__AIM OF THE EXERCISE__. Select the lines of the records containing the word "Vide" and list them.

[Saved data entries]
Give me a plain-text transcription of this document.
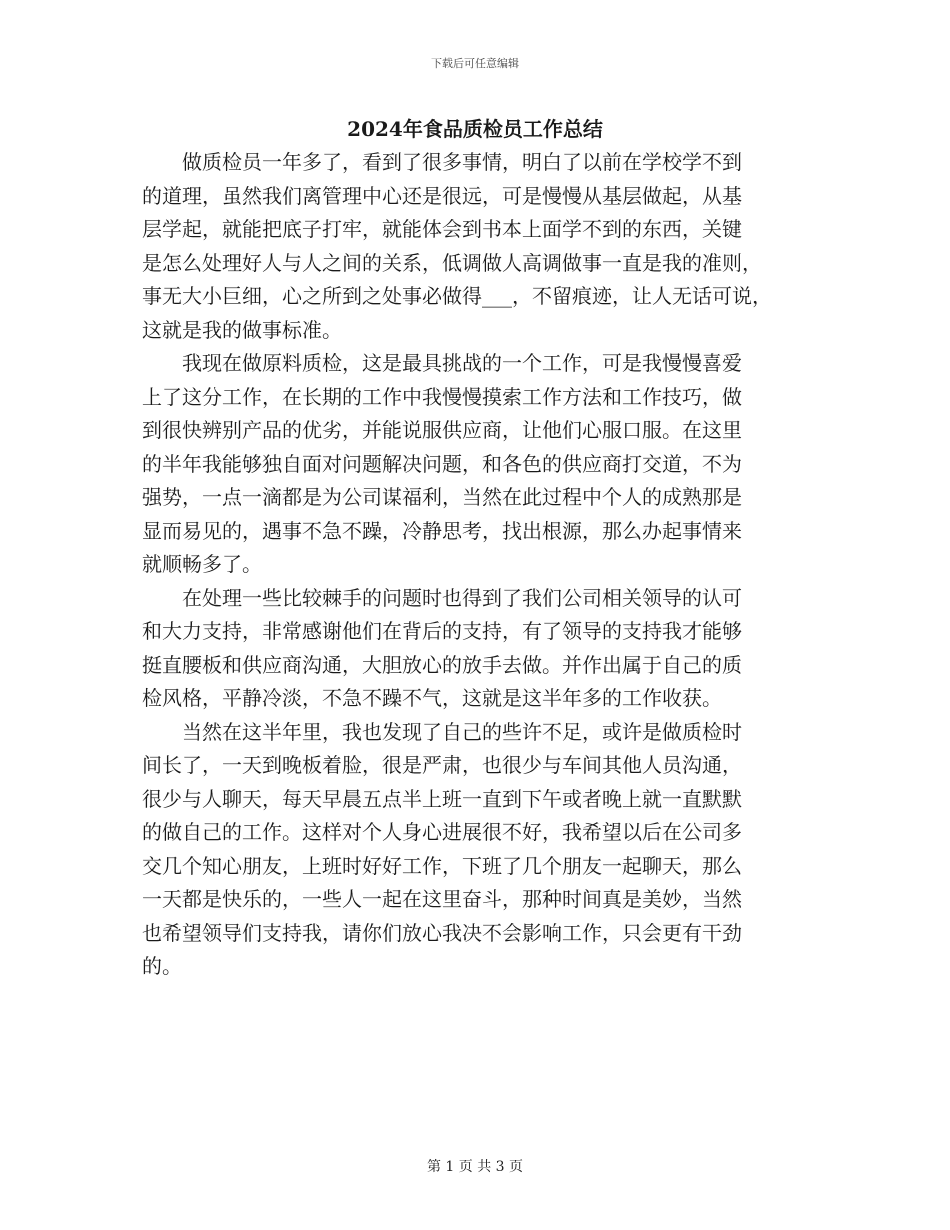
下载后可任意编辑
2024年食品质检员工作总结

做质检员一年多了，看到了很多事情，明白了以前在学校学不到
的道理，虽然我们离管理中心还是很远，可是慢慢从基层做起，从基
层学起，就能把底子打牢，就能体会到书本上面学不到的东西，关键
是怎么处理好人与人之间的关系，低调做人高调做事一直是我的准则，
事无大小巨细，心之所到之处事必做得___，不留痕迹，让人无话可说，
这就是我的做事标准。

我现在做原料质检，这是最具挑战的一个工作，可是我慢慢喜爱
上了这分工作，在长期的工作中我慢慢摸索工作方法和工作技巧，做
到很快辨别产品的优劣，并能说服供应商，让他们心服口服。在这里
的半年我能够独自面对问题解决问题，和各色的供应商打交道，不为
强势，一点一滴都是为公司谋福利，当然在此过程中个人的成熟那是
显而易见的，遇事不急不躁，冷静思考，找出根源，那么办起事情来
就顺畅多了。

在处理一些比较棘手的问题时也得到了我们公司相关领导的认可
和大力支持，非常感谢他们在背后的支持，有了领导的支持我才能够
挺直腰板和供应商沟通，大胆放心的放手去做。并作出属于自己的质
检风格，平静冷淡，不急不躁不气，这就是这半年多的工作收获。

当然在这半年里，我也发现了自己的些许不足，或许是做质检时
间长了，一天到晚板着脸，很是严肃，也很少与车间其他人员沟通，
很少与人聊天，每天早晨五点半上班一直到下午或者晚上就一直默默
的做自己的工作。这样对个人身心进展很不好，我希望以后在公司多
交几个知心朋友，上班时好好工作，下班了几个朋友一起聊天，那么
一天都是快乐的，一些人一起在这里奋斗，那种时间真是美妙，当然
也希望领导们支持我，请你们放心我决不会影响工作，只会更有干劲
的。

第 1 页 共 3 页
---
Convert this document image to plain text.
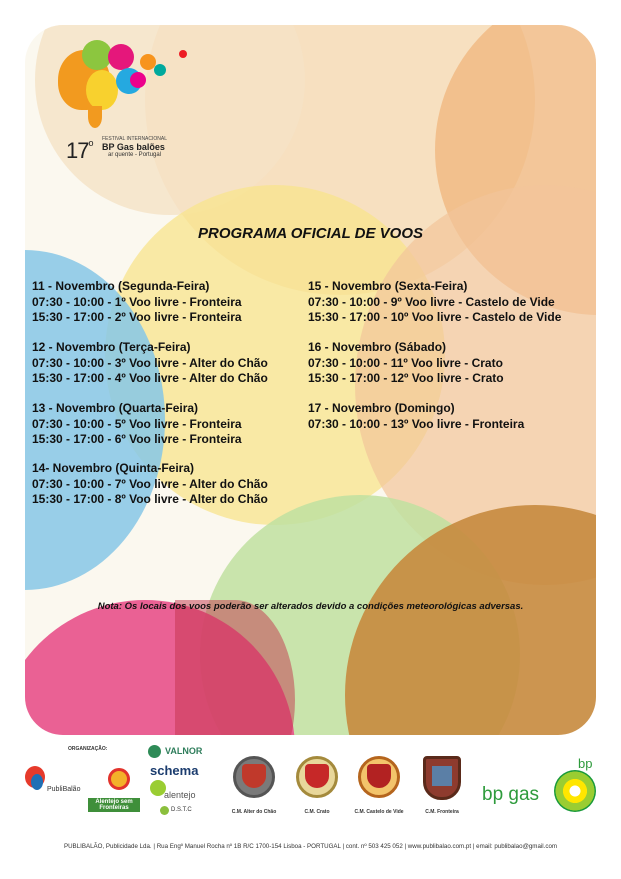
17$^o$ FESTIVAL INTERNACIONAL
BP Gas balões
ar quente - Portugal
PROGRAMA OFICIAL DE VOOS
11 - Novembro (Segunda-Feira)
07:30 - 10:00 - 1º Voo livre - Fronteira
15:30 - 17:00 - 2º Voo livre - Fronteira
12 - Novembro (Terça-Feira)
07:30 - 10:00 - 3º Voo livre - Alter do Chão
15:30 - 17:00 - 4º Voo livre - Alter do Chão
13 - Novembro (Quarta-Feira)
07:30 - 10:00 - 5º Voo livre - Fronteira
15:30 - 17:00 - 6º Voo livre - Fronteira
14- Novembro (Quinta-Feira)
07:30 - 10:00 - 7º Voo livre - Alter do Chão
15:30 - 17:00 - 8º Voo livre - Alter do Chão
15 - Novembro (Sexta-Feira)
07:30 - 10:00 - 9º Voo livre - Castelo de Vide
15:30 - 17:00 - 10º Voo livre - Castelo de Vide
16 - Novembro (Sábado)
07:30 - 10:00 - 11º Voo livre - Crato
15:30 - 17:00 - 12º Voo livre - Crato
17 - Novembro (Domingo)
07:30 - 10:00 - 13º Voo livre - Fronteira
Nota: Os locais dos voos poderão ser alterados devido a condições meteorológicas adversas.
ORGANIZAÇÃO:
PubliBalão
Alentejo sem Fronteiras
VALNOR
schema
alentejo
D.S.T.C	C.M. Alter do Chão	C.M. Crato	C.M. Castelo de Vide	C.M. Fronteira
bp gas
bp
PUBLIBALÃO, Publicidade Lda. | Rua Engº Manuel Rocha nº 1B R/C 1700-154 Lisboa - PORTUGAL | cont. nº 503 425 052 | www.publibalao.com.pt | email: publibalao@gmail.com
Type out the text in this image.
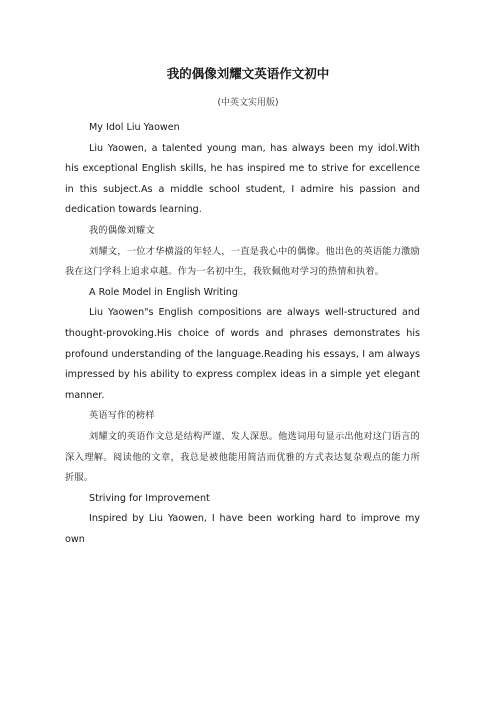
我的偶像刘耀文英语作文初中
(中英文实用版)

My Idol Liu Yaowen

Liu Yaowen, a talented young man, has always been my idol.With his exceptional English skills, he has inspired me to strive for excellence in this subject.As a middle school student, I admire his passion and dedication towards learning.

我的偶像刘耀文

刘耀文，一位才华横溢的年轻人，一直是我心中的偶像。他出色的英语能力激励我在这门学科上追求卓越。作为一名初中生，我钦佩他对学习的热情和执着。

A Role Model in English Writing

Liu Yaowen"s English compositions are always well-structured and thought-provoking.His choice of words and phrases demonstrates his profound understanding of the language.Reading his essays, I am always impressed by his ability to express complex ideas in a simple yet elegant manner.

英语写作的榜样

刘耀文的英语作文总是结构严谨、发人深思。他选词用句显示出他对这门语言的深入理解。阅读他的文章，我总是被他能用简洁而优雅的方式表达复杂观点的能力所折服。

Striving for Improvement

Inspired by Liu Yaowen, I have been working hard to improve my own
==
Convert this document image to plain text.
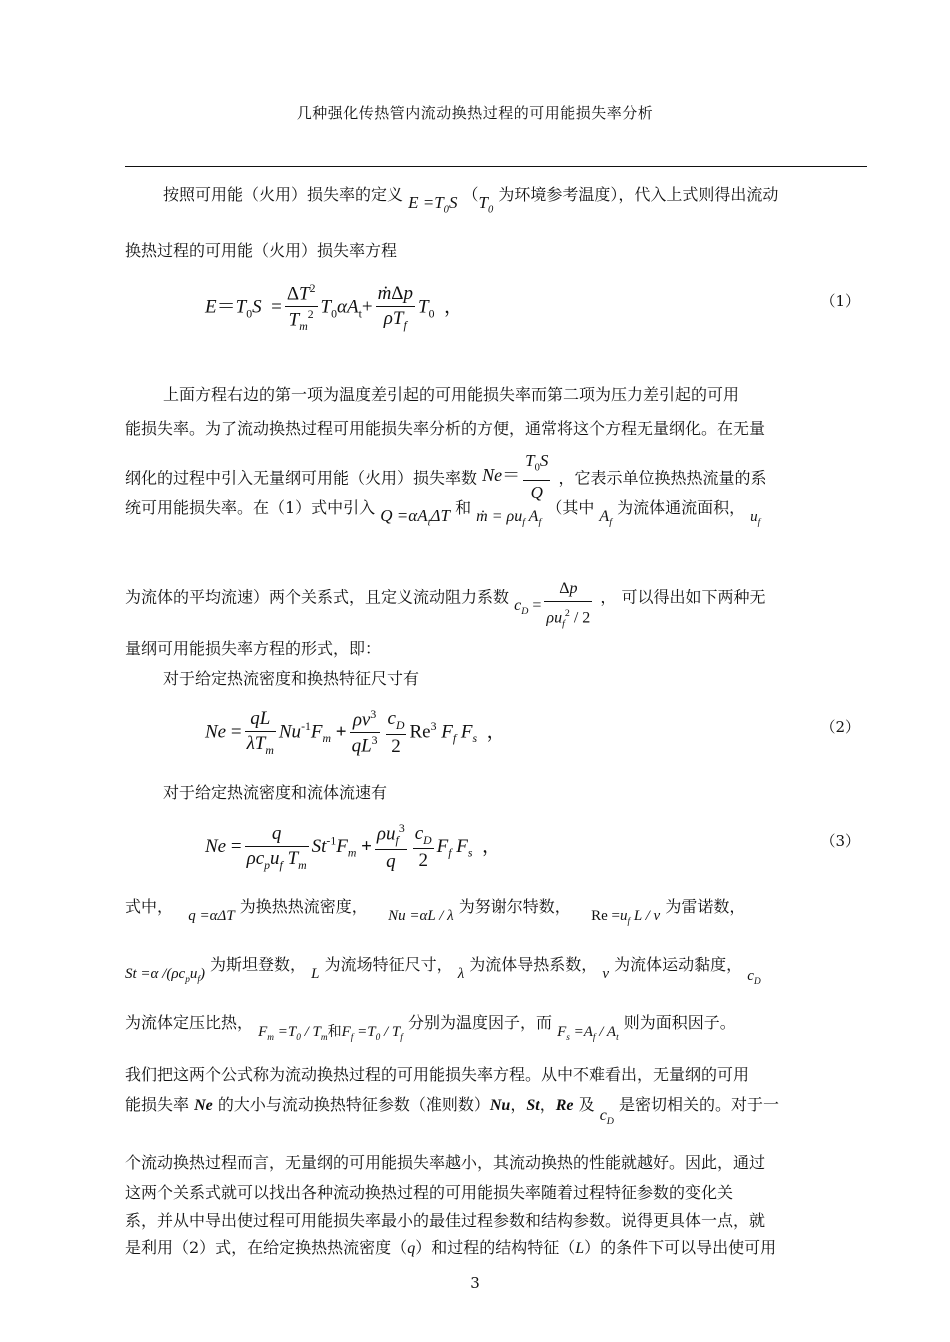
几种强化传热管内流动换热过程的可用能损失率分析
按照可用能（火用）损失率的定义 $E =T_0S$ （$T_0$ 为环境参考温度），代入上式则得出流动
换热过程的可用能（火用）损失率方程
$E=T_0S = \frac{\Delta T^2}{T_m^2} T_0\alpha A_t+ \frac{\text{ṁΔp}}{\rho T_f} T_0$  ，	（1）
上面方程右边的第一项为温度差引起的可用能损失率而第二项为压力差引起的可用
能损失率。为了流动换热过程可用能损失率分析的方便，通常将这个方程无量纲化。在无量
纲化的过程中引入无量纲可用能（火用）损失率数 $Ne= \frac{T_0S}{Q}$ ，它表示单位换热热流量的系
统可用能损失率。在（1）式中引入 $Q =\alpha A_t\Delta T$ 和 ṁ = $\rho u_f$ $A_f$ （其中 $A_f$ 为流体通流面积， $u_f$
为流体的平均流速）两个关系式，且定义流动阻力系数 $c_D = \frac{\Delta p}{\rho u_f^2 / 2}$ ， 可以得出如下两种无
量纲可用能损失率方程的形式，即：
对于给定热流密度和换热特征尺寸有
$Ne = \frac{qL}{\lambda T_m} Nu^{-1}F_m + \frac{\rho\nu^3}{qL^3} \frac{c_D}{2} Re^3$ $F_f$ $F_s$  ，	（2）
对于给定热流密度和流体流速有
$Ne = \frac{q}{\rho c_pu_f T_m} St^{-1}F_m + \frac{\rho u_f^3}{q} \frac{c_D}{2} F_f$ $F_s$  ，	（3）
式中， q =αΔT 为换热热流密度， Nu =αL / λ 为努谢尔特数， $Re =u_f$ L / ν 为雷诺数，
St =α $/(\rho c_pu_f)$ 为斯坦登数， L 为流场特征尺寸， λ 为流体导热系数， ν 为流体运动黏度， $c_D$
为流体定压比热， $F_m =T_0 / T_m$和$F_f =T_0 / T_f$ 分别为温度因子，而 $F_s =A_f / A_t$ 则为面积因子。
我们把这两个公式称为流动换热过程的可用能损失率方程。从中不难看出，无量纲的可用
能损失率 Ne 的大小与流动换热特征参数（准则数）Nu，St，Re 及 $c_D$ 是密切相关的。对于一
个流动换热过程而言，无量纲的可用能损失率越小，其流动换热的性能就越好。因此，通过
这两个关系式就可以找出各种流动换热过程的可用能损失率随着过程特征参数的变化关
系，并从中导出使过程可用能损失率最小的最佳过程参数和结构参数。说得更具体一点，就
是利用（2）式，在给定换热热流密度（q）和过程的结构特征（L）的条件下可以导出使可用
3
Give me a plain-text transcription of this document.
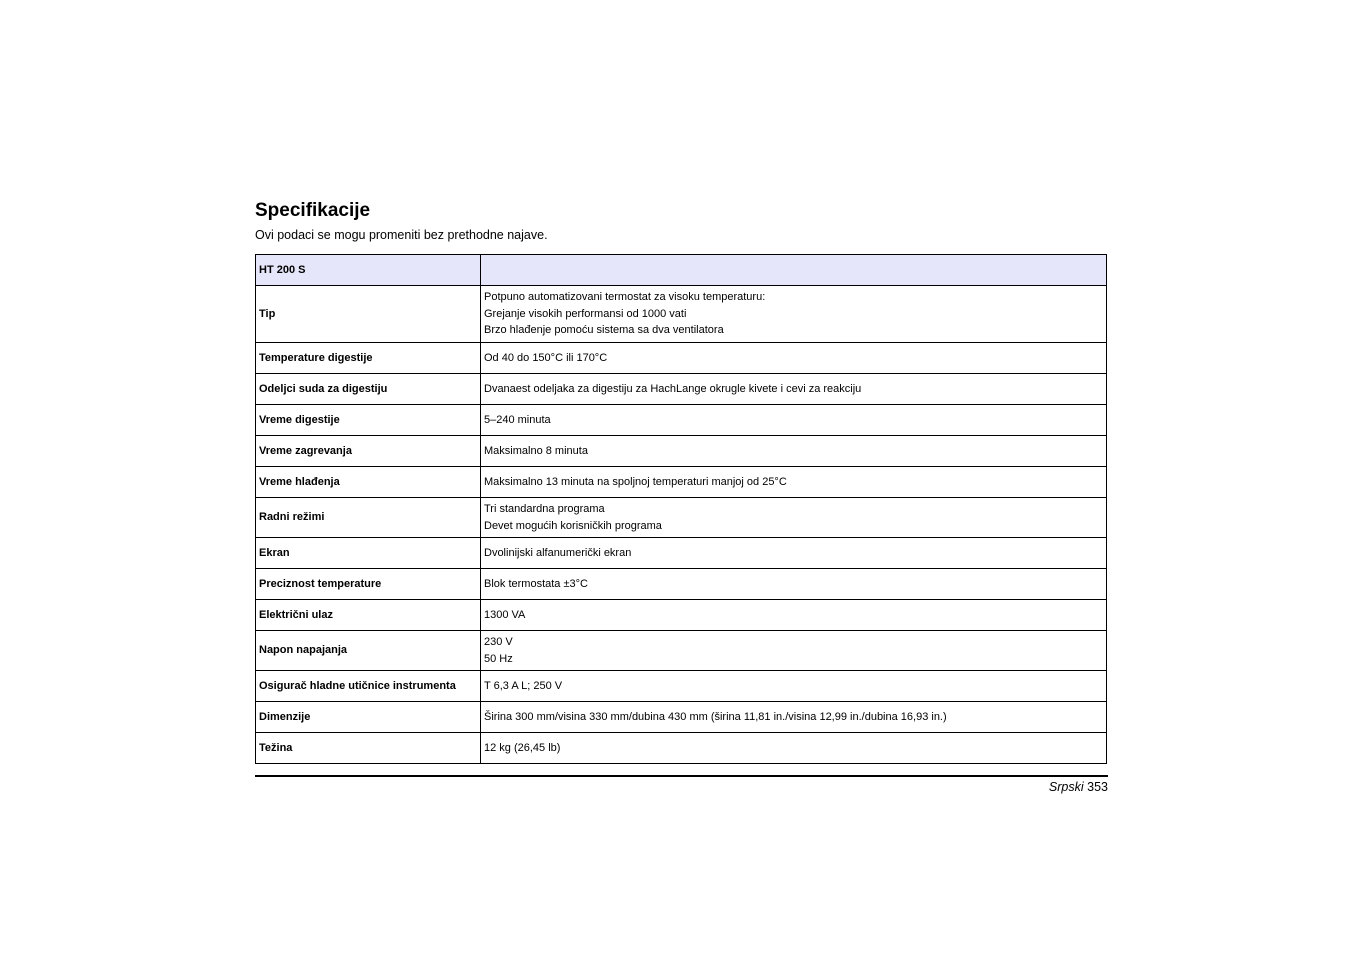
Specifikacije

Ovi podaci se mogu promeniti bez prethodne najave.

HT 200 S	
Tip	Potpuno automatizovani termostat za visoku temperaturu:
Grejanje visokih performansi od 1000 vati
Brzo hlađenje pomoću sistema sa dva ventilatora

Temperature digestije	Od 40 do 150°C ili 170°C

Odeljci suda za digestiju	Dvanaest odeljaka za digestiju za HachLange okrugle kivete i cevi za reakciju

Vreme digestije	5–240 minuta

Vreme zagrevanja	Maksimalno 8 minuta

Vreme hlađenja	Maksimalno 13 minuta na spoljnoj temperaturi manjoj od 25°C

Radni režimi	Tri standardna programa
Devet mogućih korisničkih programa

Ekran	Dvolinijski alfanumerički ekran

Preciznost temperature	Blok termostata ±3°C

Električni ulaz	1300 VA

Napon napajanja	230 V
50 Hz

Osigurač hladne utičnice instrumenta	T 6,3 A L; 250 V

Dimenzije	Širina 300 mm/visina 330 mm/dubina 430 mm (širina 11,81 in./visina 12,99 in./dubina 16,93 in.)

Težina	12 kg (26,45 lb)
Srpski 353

__SOLVED PROBLEM__.
07:30 - 10:00 - 9º Voo livre - Castelo de Vide
15:30 - 17:00 - 10º Voo livre - Castelo de Vide
D.S.T.C	C.M. Alter do Chão	C.M. Crato	C.M. Castelo de Vide	C.M. Fronteira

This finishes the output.